>>>

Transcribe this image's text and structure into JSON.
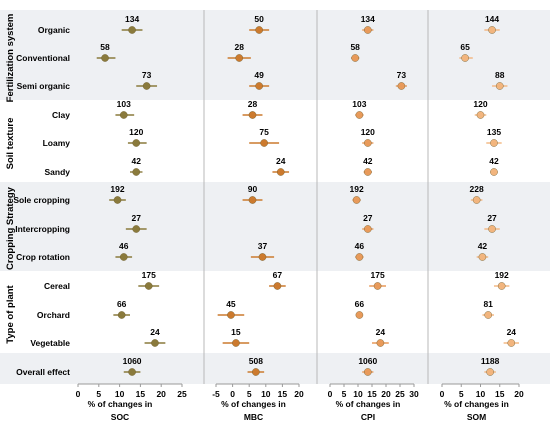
{
  "chart_data": {
    "type": "forest",
    "groups": [
      {
        "name": "Fertilization system",
        "rows": [
          "Organic",
          "Conventional",
          "Semi organic"
        ]
      },
      {
        "name": "Soil texture",
        "rows": [
          "Clay",
          "Loamy",
          "Sandy"
        ]
      },
      {
        "name": "Cropping Strategy",
        "rows": [
          "Sole cropping",
          "Intercropping",
          "Crop rotation"
        ]
      },
      {
        "name": "Type of plant",
        "rows": [
          "Cereal",
          "Orchard",
          "Vegetable"
        ]
      },
      {
        "name": "",
        "rows": [
          "Overall effect"
        ]
      }
    ],
    "panels": [
      {
        "xlabel": [
          "% of changes in",
          "SOC"
        ],
        "xlim": [
          0,
          25
        ],
        "ticks": [
          0,
          5,
          10,
          15,
          20,
          25
        ],
        "color": "#8a7a3c",
        "points": [
          {
            "n": "134",
            "mean": 13.0,
            "lo": 10.5,
            "hi": 15.5
          },
          {
            "n": "58",
            "mean": 6.5,
            "lo": 4.5,
            "hi": 9.0
          },
          {
            "n": "73",
            "mean": 16.5,
            "lo": 14.0,
            "hi": 19.0
          },
          {
            "n": "103",
            "mean": 11.0,
            "lo": 9.0,
            "hi": 13.5
          },
          {
            "n": "120",
            "mean": 14.0,
            "lo": 12.0,
            "hi": 16.5
          },
          {
            "n": "42",
            "mean": 14.0,
            "lo": 12.5,
            "hi": 15.5
          },
          {
            "n": "192",
            "mean": 9.5,
            "lo": 7.5,
            "hi": 11.5
          },
          {
            "n": "27",
            "mean": 14.0,
            "lo": 11.5,
            "hi": 16.5
          },
          {
            "n": "46",
            "mean": 11.0,
            "lo": 9.0,
            "hi": 13.0
          },
          {
            "n": "175",
            "mean": 17.0,
            "lo": 14.5,
            "hi": 19.5
          },
          {
            "n": "66",
            "mean": 10.5,
            "lo": 8.5,
            "hi": 12.5
          },
          {
            "n": "24",
            "mean": 18.5,
            "lo": 16.0,
            "hi": 21.0
          },
          {
            "n": "1060",
            "mean": 13.0,
            "lo": 11.0,
            "hi": 15.0
          }
        ]
      },
      {
        "xlabel": [
          "% of changes  in",
          "MBC"
        ],
        "xlim": [
          -5,
          20
        ],
        "ticks": [
          -5,
          0,
          5,
          10,
          15,
          20
        ],
        "color": "#cc7a2e",
        "points": [
          {
            "n": "50",
            "mean": 8.0,
            "lo": 5.0,
            "hi": 11.0
          },
          {
            "n": "28",
            "mean": 2.0,
            "lo": -1.5,
            "hi": 5.5
          },
          {
            "n": "49",
            "mean": 8.0,
            "lo": 5.0,
            "hi": 11.0
          },
          {
            "n": "28",
            "mean": 6.0,
            "lo": 3.0,
            "hi": 9.0
          },
          {
            "n": "75",
            "mean": 9.5,
            "lo": 5.0,
            "hi": 14.0
          },
          {
            "n": "24",
            "mean": 14.5,
            "lo": 12.0,
            "hi": 17.0
          },
          {
            "n": "90",
            "mean": 6.0,
            "lo": 3.0,
            "hi": 9.0
          },
          {
            "n": "37",
            "mean": 9.0,
            "lo": 5.5,
            "hi": 12.5
          },
          {
            "n": "67",
            "mean": 13.5,
            "lo": 11.0,
            "hi": 16.0
          },
          {
            "n": "45",
            "mean": -0.5,
            "lo": -4.5,
            "hi": 3.5
          },
          {
            "n": "15",
            "mean": 1.0,
            "lo": -3.0,
            "hi": 5.0
          },
          {
            "n": "508",
            "mean": 7.0,
            "lo": 4.5,
            "hi": 9.5
          }
        ],
        "skip_rows": [
          7
        ]
      },
      {
        "xlabel": [
          "% of changes  in",
          "CPI"
        ],
        "xlim": [
          0,
          30
        ],
        "ticks": [
          0,
          5,
          10,
          15,
          20,
          25,
          30
        ],
        "color": "#e89a5a",
        "points": [
          {
            "n": "134",
            "mean": 13.5,
            "lo": 11.5,
            "hi": 15.5
          },
          {
            "n": "58",
            "mean": 9.0,
            "lo": 7.5,
            "hi": 10.5
          },
          {
            "n": "73",
            "mean": 25.5,
            "lo": 23.5,
            "hi": 27.5
          },
          {
            "n": "103",
            "mean": 10.5,
            "lo": 9.0,
            "hi": 12.0
          },
          {
            "n": "120",
            "mean": 13.5,
            "lo": 11.5,
            "hi": 15.5
          },
          {
            "n": "42",
            "mean": 13.5,
            "lo": 12.0,
            "hi": 15.0
          },
          {
            "n": "192",
            "mean": 9.5,
            "lo": 8.0,
            "hi": 11.0
          },
          {
            "n": "27",
            "mean": 13.5,
            "lo": 11.5,
            "hi": 15.5
          },
          {
            "n": "46",
            "mean": 10.5,
            "lo": 9.0,
            "hi": 12.0
          },
          {
            "n": "175",
            "mean": 17.0,
            "lo": 14.0,
            "hi": 20.0
          },
          {
            "n": "66",
            "mean": 10.5,
            "lo": 9.5,
            "hi": 11.5
          },
          {
            "n": "24",
            "mean": 18.0,
            "lo": 15.0,
            "hi": 21.0
          },
          {
            "n": "1060",
            "mean": 13.5,
            "lo": 11.5,
            "hi": 15.5
          }
        ]
      },
      {
        "xlabel": [
          "% of changes  in",
          "SOM"
        ],
        "xlim": [
          0,
          20
        ],
        "ticks": [
          0,
          5,
          10,
          15,
          20
        ],
        "color": "#f2b57e",
        "points": [
          {
            "n": "144",
            "mean": 13.0,
            "lo": 11.0,
            "hi": 15.0
          },
          {
            "n": "65",
            "mean": 6.0,
            "lo": 4.5,
            "hi": 8.0
          },
          {
            "n": "88",
            "mean": 15.0,
            "lo": 13.0,
            "hi": 17.0
          },
          {
            "n": "120",
            "mean": 10.0,
            "lo": 8.5,
            "hi": 11.5
          },
          {
            "n": "135",
            "mean": 13.5,
            "lo": 11.5,
            "hi": 15.5
          },
          {
            "n": "42",
            "mean": 13.5,
            "lo": 12.5,
            "hi": 14.5
          },
          {
            "n": "228",
            "mean": 9.0,
            "lo": 7.5,
            "hi": 10.5
          },
          {
            "n": "27",
            "mean": 13.0,
            "lo": 11.0,
            "hi": 15.0
          },
          {
            "n": "42",
            "mean": 10.5,
            "lo": 9.0,
            "hi": 12.0
          },
          {
            "n": "192",
            "mean": 15.5,
            "lo": 13.5,
            "hi": 17.5
          },
          {
            "n": "81",
            "mean": 12.0,
            "lo": 10.5,
            "hi": 13.5
          },
          {
            "n": "24",
            "mean": 18.0,
            "lo": 16.0,
            "hi": 20.0
          },
          {
            "n": "1188",
            "mean": 12.5,
            "lo": 11.0,
            "hi": 14.0
          }
        ]
      }
    ],
    "colors": {
      "band": "#eef0f3",
      "separator": "#b8b8b8",
      "axis": "#9a9a9a"
    }
  }
}
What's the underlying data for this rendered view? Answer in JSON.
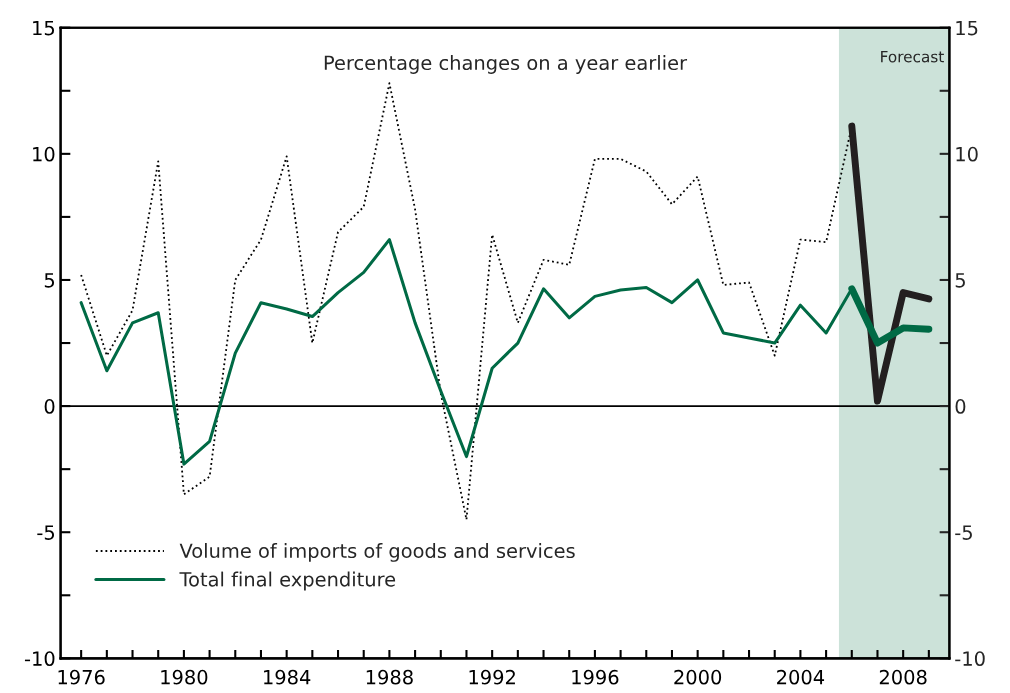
{
  "chart_data": {
    "type": "line",
    "title": "Percentage changes on a year earlier",
    "x": [
      1976,
      1977,
      1978,
      1979,
      1980,
      1981,
      1982,
      1983,
      1984,
      1985,
      1986,
      1987,
      1988,
      1989,
      1990,
      1991,
      1992,
      1993,
      1994,
      1995,
      1996,
      1997,
      1998,
      1999,
      2000,
      2001,
      2002,
      2003,
      2004,
      2005,
      2006
    ],
    "series": [
      {
        "name": "Volume of imports of goods and services",
        "color": "#000000",
        "line_style": "dotted",
        "values": [
          5.2,
          2.0,
          3.8,
          9.7,
          -3.5,
          -2.8,
          5.0,
          6.6,
          9.9,
          2.5,
          6.9,
          7.9,
          12.8,
          7.8,
          0.5,
          -4.5,
          6.8,
          3.3,
          5.8,
          5.6,
          9.8,
          9.8,
          9.3,
          8.0,
          9.1,
          4.8,
          4.9,
          2.0,
          6.6,
          6.5,
          11.1
        ]
      },
      {
        "name": "Total final expenditure",
        "color": "#006a45",
        "line_style": "solid",
        "values": [
          4.1,
          1.4,
          3.3,
          3.7,
          -2.3,
          -1.4,
          2.1,
          4.1,
          3.85,
          3.55,
          4.5,
          5.3,
          6.6,
          3.3,
          0.6,
          -2.0,
          1.5,
          2.5,
          4.65,
          3.5,
          4.35,
          4.6,
          4.7,
          4.1,
          5.0,
          2.9,
          2.7,
          2.5,
          4.0,
          2.9,
          4.65
        ]
      },
      {
        "color": "#231f20",
        "line_style": "solid",
        "x": [
          2006,
          2007,
          2008,
          2009
        ],
        "values": [
          11.1,
          0.2,
          4.5,
          4.25
        ]
      },
      {
        "color": "#006a45",
        "line_style": "solid",
        "x": [
          2006,
          2007,
          2008,
          2009
        ],
        "values": [
          4.65,
          2.5,
          3.1,
          3.05
        ]
      }
    ],
    "xlim": [
      1975.2,
      2009.8
    ],
    "ylim": [
      -10,
      15
    ],
    "y2lim": [
      -10,
      15
    ],
    "xticks": [
      1976,
      {
        "value": 1977,
        "label": null
      },
      {
        "value": 1978,
        "label": null
      },
      {
        "value": 1979,
        "label": null
      },
      1980,
      {
        "value": 1981,
        "label": null
      },
      {
        "value": 1982,
        "label": null
      },
      {
        "value": 1983,
        "label": null
      },
      1984,
      {
        "value": 1985,
        "label": null
      },
      {
        "value": 1986,
        "label": null
      },
      {
        "value": 1987,
        "label": null
      },
      1988,
      {
        "value": 1989,
        "label": null
      },
      {
        "value": 1990,
        "label": null
      },
      {
        "value": 1991,
        "label": null
      },
      1992,
      {
        "value": 1993,
        "label": null
      },
      {
        "value": 1994,
        "label": null
      },
      {
        "value": 1995,
        "label": null
      },
      1996,
      {
        "value": 1997,
        "label": null
      },
      {
        "value": 1998,
        "label": null
      },
      {
        "value": 1999,
        "label": null
      },
      2000,
      {
        "value": 2001,
        "label": null
      },
      {
        "value": 2002,
        "label": null
      },
      {
        "value": 2003,
        "label": null
      },
      2004,
      {
        "value": 2005,
        "label": null
      },
      {
        "value": 2006,
        "label": null
      },
      {
        "value": 2007,
        "label": null
      },
      2008,
      {
        "value": 2009,
        "label": null
      }
    ],
    "yticks": [
      -10,
      {
        "value": -7.5,
        "label": null
      },
      -5,
      {
        "value": -2.5,
        "label": null
      },
      0,
      {
        "value": 2.5,
        "label": null
      },
      5,
      {
        "value": 7.5,
        "label": null
      },
      10,
      {
        "value": 12.5,
        "label": null
      },
      15
    ],
    "y2ticks": [
      -10,
      {
        "value": -7.5,
        "label": null
      },
      -5,
      {
        "value": -2.5,
        "label": null
      },
      0,
      {
        "value": 2.5,
        "label": null
      },
      5,
      {
        "value": 7.5,
        "label": null
      },
      10,
      {
        "value": 12.5,
        "label": null
      },
      15
    ],
    "ref_lines": [
      {
        "axis": "y",
        "value": 0,
        "color": "#000000",
        "line_style": "solid"
      }
    ],
    "bands": [
      {
        "axis": "x",
        "from": 2005.5,
        "to": 2009.8,
        "label": "Forecast",
        "color": "#cce2d9"
      }
    ],
    "legend": "bottom left",
    "grid": false
  }
}
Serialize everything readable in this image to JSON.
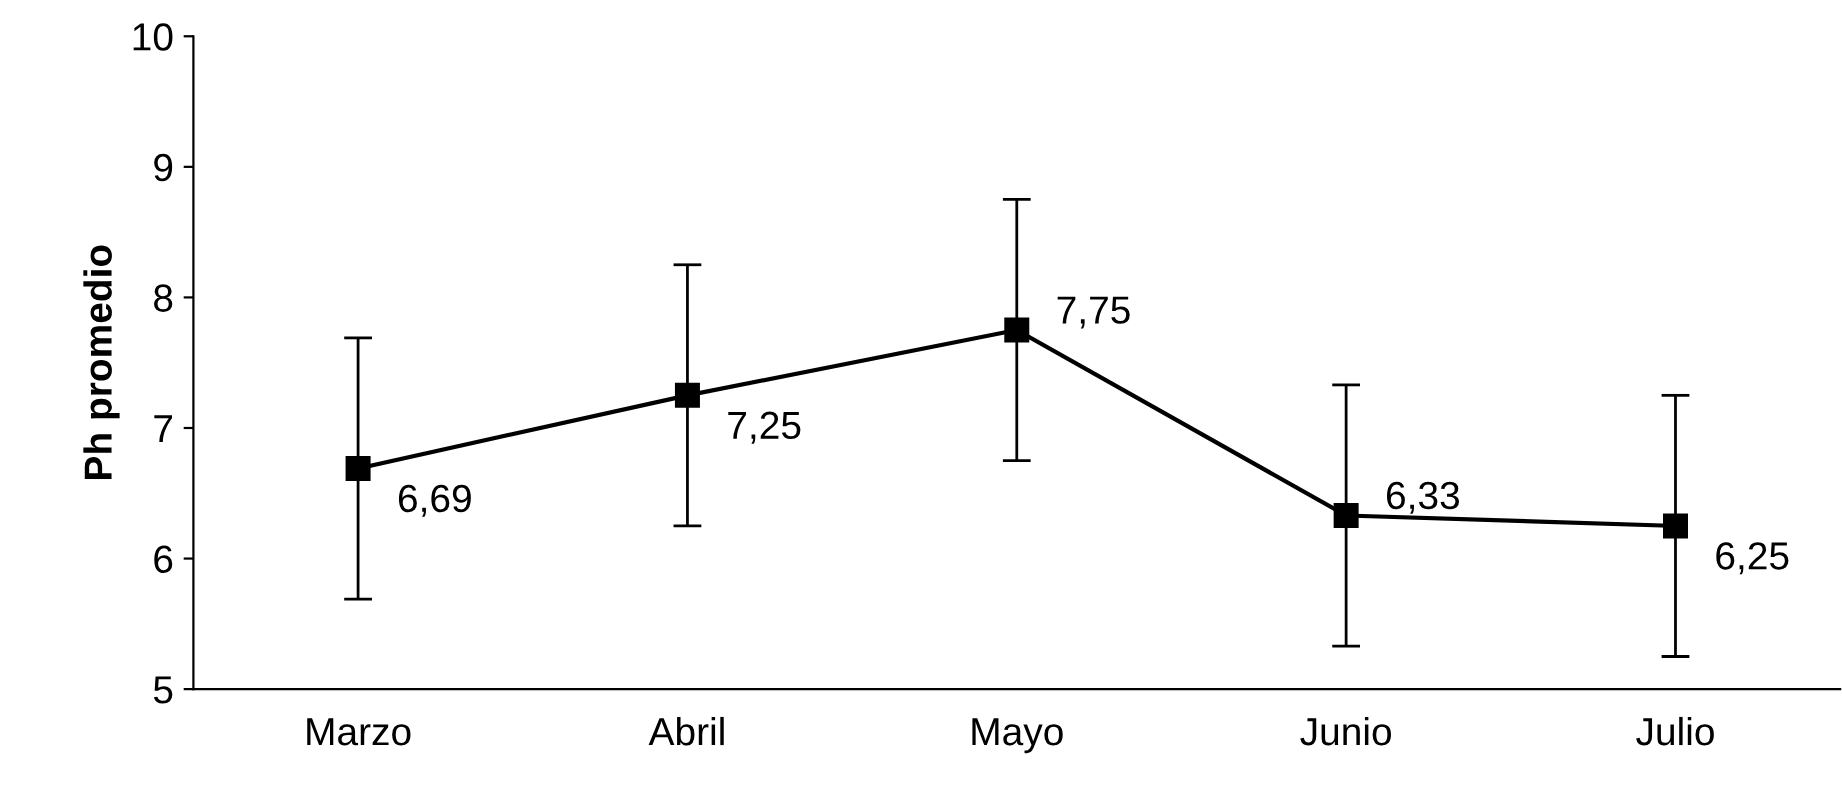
{
  "chart_data": {
    "type": "line",
    "ylabel": "Ph promedio",
    "categories": [
      "Marzo",
      "Abril",
      "Mayo",
      "Junio",
      "Julio"
    ],
    "values": [
      6.69,
      7.25,
      7.75,
      6.33,
      6.25
    ],
    "errors": [
      1,
      1,
      1,
      1,
      1
    ],
    "value_labels": [
      "6,69",
      "7,25",
      "7,75",
      "6,33",
      "6,25"
    ],
    "color": "#000000",
    "marker": "square",
    "line_style": "solid",
    "ylim": [
      5,
      10
    ],
    "yticks": [
      5,
      6,
      7,
      8,
      9,
      10
    ],
    "grid": false,
    "legend": false
  }
}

<<<

▸ **WORK TO COMPLETE**: From the entries above, copy each line holding "name".

▸ **COMPLETE RESPONSE**:
        "name": "Fertilization system",
        "name": "Soil texture",
        "name": "Cropping Strategy",
        "name": "Type of plant",
        "name": "",
        "name": "Volume of imports of goods and services",
        "name": "Total final expenditure",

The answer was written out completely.